[start of Provided records]
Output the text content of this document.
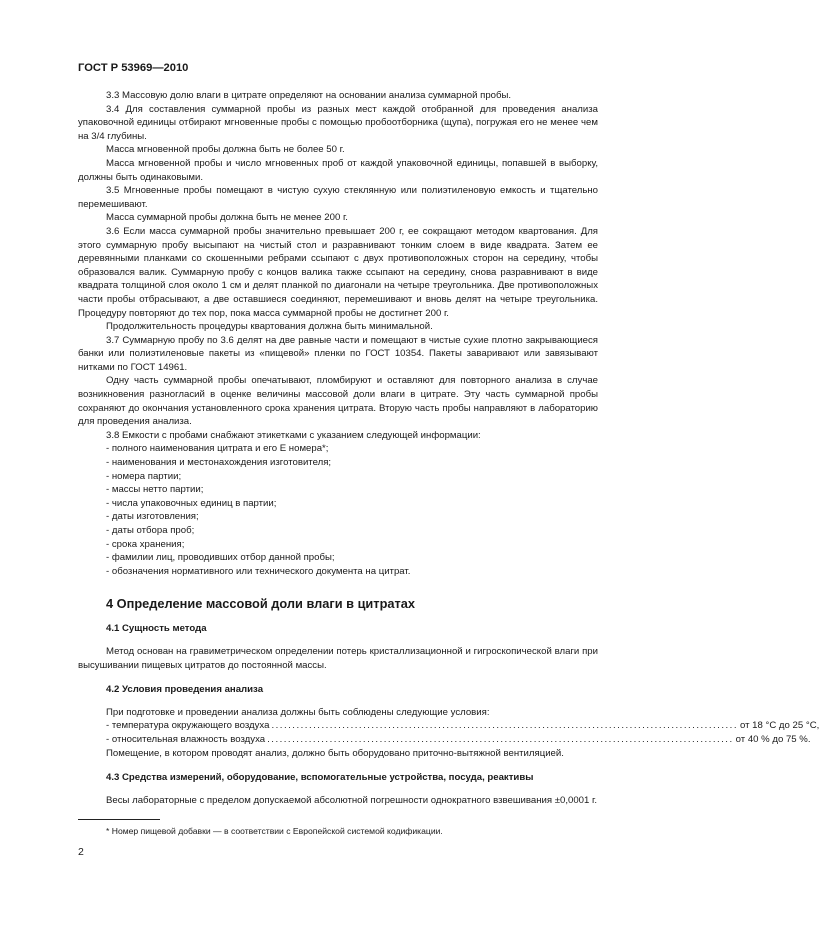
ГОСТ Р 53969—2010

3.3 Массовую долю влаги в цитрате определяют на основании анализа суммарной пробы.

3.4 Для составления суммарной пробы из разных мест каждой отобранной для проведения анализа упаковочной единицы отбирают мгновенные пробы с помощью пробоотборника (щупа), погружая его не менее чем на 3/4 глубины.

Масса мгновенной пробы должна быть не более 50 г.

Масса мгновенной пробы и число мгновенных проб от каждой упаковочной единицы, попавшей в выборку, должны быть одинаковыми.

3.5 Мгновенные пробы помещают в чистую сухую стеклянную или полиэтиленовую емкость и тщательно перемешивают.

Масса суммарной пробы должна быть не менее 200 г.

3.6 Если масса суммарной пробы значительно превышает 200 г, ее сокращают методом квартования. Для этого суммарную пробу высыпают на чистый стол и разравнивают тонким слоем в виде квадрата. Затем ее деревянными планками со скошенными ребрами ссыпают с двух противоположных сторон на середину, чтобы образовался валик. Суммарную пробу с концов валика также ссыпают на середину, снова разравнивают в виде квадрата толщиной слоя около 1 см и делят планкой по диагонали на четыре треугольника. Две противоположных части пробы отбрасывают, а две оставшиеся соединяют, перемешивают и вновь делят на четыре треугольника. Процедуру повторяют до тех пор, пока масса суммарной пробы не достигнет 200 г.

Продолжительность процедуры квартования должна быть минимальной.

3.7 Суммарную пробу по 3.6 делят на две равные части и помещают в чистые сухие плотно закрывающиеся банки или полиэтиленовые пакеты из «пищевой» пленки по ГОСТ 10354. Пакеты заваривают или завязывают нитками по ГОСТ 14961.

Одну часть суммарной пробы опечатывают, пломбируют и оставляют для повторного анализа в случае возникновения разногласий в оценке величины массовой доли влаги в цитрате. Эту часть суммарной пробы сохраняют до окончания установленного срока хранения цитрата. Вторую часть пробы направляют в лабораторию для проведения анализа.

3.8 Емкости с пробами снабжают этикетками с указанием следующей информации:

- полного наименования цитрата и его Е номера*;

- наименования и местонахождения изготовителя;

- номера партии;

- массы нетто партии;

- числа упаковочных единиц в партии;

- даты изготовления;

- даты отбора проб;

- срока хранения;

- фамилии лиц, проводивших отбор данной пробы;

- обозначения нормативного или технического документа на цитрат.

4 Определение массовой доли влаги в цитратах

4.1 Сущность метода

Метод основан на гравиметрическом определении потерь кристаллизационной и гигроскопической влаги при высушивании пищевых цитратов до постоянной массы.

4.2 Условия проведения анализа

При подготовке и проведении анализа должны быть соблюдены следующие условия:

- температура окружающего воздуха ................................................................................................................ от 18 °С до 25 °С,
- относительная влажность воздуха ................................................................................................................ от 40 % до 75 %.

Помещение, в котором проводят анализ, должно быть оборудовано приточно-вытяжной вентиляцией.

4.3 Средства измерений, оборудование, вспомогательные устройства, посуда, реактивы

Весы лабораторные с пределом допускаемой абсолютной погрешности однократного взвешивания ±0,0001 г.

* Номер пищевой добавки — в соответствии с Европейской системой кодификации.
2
[end of Provided records]
[start of Provided records]
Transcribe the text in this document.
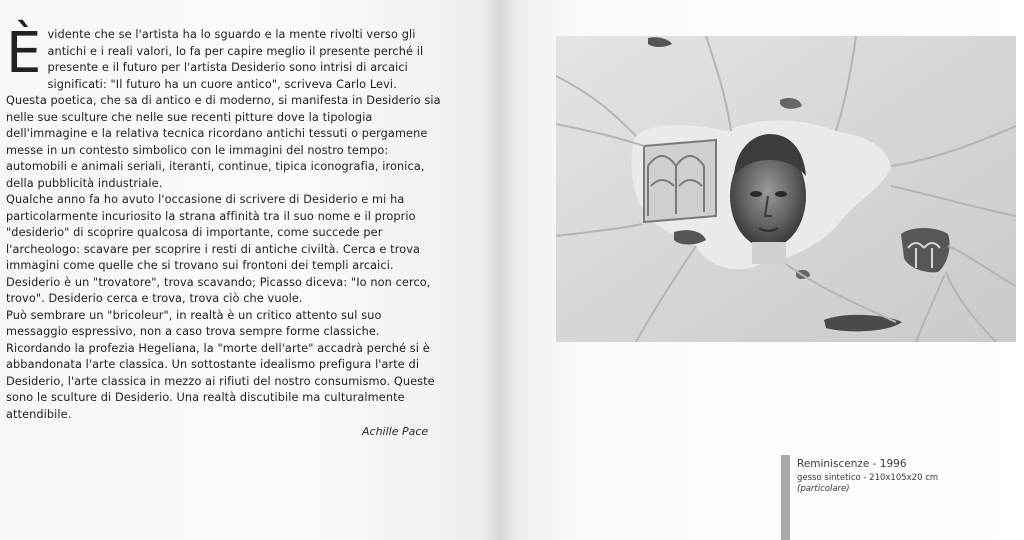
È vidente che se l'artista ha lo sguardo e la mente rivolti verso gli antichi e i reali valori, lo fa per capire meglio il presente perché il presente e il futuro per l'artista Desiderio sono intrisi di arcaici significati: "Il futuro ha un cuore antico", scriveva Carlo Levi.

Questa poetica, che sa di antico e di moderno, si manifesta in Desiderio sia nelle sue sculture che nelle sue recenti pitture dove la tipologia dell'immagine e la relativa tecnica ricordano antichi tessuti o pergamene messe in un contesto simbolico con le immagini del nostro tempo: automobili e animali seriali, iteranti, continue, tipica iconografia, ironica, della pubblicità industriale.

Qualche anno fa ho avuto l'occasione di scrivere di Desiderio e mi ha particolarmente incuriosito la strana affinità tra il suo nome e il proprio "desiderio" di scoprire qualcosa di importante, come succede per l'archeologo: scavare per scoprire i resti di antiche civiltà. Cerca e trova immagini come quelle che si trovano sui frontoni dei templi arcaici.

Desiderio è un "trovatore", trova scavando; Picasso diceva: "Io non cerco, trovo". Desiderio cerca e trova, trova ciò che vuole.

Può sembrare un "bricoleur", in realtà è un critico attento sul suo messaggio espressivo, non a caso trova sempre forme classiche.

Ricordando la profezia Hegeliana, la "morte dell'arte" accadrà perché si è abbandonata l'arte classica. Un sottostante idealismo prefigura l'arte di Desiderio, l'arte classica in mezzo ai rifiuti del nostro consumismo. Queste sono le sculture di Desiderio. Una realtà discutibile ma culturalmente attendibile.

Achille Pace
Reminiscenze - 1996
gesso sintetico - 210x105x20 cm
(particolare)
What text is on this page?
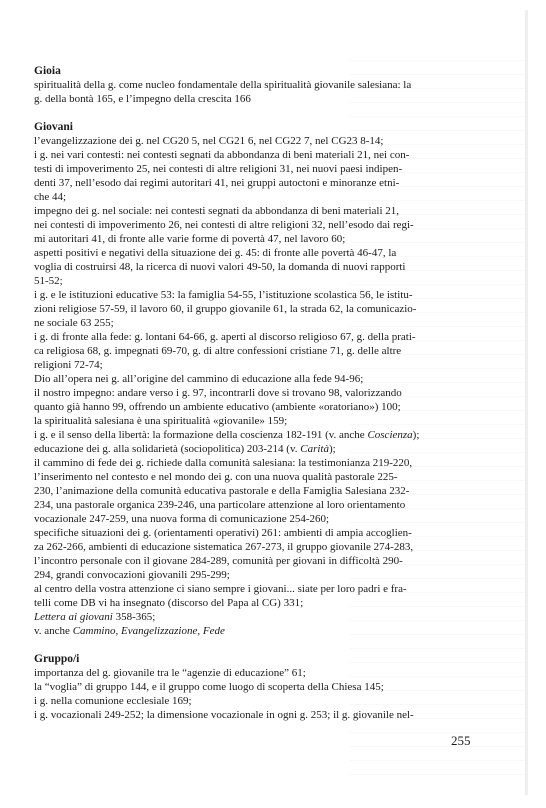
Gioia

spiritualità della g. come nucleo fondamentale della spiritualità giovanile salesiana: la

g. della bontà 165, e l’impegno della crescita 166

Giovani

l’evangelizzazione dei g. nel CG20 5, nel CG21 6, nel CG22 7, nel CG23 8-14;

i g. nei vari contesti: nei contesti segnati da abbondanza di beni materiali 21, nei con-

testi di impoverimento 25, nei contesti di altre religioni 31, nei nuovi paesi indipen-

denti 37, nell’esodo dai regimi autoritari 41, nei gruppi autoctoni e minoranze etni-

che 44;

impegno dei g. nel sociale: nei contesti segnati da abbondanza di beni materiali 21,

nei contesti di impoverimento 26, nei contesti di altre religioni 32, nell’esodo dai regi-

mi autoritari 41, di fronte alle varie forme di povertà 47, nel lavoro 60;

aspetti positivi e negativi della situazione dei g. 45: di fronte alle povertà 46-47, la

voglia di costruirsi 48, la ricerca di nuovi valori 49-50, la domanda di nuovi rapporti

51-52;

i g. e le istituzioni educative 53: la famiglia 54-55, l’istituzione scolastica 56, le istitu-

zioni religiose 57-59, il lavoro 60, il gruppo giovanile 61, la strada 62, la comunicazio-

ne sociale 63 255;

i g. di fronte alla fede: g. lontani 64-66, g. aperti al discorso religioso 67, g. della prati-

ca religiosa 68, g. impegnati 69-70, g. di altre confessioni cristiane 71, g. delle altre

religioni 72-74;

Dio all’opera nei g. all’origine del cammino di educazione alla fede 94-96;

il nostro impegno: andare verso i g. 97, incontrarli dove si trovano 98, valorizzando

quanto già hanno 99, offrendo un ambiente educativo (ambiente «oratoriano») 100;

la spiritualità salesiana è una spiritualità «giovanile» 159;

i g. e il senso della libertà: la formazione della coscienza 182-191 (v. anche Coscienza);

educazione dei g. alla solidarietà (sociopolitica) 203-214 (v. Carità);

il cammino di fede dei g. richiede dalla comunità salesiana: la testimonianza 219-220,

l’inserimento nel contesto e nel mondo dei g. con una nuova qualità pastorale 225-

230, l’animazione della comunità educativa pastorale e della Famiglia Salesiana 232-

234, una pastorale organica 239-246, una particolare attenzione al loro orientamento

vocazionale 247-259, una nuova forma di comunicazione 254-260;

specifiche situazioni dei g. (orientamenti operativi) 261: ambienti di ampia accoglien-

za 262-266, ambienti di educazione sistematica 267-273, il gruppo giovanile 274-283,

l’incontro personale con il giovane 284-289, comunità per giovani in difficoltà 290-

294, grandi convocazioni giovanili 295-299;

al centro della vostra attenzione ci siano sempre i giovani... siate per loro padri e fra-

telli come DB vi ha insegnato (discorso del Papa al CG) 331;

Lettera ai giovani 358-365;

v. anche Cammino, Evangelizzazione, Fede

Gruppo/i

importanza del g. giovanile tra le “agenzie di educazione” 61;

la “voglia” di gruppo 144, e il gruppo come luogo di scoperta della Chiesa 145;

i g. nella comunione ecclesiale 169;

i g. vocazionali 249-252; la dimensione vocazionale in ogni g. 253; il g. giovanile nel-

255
[end of Provided records]
What needs to be done: Your answer should be a single number: the count of lines in these records that hold the string "impegno".

Task answer: 3